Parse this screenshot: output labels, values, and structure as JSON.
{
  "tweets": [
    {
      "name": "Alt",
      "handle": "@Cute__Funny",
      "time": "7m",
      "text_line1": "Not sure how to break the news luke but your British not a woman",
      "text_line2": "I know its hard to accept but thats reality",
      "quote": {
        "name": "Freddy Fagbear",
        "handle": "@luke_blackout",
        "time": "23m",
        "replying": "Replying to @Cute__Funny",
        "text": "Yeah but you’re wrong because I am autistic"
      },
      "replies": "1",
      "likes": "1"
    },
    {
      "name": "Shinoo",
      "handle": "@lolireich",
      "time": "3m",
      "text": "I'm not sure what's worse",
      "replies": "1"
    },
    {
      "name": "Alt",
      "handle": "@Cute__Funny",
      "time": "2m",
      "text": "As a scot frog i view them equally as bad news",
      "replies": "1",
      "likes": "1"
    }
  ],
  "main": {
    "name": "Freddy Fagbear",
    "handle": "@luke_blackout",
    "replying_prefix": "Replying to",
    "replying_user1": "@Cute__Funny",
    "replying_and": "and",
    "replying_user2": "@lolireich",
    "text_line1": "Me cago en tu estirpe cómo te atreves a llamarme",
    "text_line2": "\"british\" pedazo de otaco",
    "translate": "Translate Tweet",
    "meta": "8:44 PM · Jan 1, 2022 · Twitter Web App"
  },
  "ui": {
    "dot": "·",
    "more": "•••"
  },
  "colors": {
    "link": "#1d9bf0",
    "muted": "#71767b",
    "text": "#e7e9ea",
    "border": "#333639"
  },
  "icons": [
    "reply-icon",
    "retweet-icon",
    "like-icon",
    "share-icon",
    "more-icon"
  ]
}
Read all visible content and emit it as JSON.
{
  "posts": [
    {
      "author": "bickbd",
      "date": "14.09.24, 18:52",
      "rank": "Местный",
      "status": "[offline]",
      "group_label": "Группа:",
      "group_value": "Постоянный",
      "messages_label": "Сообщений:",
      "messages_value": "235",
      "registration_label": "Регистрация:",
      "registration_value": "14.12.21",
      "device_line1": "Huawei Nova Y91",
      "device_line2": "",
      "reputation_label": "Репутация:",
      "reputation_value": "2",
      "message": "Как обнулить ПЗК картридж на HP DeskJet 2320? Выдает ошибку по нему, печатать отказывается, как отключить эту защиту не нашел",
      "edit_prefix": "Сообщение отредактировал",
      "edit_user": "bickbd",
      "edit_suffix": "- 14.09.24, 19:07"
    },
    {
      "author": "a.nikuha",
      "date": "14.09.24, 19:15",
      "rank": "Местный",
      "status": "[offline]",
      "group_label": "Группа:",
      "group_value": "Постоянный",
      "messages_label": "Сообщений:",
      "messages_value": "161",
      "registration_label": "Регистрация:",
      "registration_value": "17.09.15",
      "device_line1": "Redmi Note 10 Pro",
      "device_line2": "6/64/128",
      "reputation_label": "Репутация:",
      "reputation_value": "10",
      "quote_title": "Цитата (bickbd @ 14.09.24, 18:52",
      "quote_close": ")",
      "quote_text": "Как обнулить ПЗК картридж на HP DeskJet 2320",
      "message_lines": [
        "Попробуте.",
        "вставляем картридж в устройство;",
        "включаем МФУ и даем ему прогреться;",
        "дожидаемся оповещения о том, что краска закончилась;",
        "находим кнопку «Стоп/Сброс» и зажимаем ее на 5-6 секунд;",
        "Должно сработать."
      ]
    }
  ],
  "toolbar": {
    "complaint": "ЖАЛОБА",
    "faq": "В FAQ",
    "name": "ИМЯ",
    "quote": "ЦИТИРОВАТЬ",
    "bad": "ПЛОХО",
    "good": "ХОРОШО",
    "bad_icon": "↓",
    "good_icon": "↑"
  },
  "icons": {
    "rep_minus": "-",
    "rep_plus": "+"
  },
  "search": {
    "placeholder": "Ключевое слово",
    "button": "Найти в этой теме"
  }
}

### To do
Give an exact copy of all the data shown above.

### The result
Parse this screenshot: output labels, values, and structure as JSON.
{
  "tweets": [
    {
      "name": "Alt",
      "handle": "@Cute__Funny",
      "time": "7m",
      "text_line1": "Not sure how to break the news luke but your British not a woman",
      "text_line2": "I know its hard to accept but thats reality",
      "quote": {
        "name": "Freddy Fagbear",
        "handle": "@luke_blackout",
        "time": "23m",
        "replying": "Replying to @Cute__Funny",
        "text": "Yeah but you’re wrong because I am autistic"
      },
      "replies": "1",
      "likes": "1"
    },
    {
      "name": "Shinoo",
      "handle": "@lolireich",
      "time": "3m",
      "text": "I'm not sure what's worse",
      "replies": "1"
    },
    {
      "name": "Alt",
      "handle": "@Cute__Funny",
      "time": "2m",
      "text": "As a scot frog i view them equally as bad news",
      "replies": "1",
      "likes": "1"
    }
  ],
  "main": {
    "name": "Freddy Fagbear",
    "handle": "@luke_blackout",
    "replying_prefix": "Replying to",
    "replying_user1": "@Cute__Funny",
    "replying_and": "and",
    "replying_user2": "@lolireich",
    "text_line1": "Me cago en tu estirpe cómo te atreves a llamarme",
    "text_line2": "\"british\" pedazo de otaco",
    "translate": "Translate Tweet",
    "meta": "8:44 PM · Jan 1, 2022 · Twitter Web App"
  },
  "ui": {
    "dot": "·",
    "more": "•••"
  },
  "colors": {
    "link": "#1d9bf0",
    "muted": "#71767b",
    "text": "#e7e9ea",
    "border": "#333639"
  },
  "icons": [
    "reply-icon",
    "retweet-icon",
    "like-icon",
    "share-icon",
    "more-icon"
  ]
}
Read all visible content and emit it as JSON.
{
  "posts": [
    {
      "author": "bickbd",
      "date": "14.09.24, 18:52",
      "rank": "Местный",
      "status": "[offline]",
      "group_label": "Группа:",
      "group_value": "Постоянный",
      "messages_label": "Сообщений:",
      "messages_value": "235",
      "registration_label": "Регистрация:",
      "registration_value": "14.12.21",
      "device_line1": "Huawei Nova Y91",
      "device_line2": "",
      "reputation_label": "Репутация:",
      "reputation_value": "2",
      "message": "Как обнулить ПЗК картридж на HP DeskJet 2320? Выдает ошибку по нему, печатать отказывается, как отключить эту защиту не нашел",
      "edit_prefix": "Сообщение отредактировал",
      "edit_user": "bickbd",
      "edit_suffix": "- 14.09.24, 19:07"
    },
    {
      "author": "a.nikuha",
      "date": "14.09.24, 19:15",
      "rank": "Местный",
      "status": "[offline]",
      "group_label": "Группа:",
      "group_value": "Постоянный",
      "messages_label": "Сообщений:",
      "messages_value": "161",
      "registration_label": "Регистрация:",
      "registration_value": "17.09.15",
      "device_line1": "Redmi Note 10 Pro",
      "device_line2": "6/64/128",
      "reputation_label": "Репутация:",
      "reputation_value": "10",
      "quote_title": "Цитата (bickbd @ 14.09.24, 18:52",
      "quote_close": ")",
      "quote_text": "Как обнулить ПЗК картридж на HP DeskJet 2320",
      "message_lines": [
        "Попробуте.",
        "вставляем картридж в устройство;",
        "включаем МФУ и даем ему прогреться;",
        "дожидаемся оповещения о том, что краска закончилась;",
        "находим кнопку «Стоп/Сброс» и зажимаем ее на 5-6 секунд;",
        "Должно сработать."
      ]
    }
  ],
  "toolbar": {
    "complaint": "ЖАЛОБА",
    "faq": "В FAQ",
    "name": "ИМЯ",
    "quote": "ЦИТИРОВАТЬ",
    "bad": "ПЛОХО",
    "good": "ХОРОШО",
    "bad_icon": "↓",
    "good_icon": "↑"
  },
  "icons": {
    "rep_minus": "-",
    "rep_plus": "+"
  },
  "search": {
    "placeholder": "Ключевое слово",
    "button": "Найти в этой теме"
  }
}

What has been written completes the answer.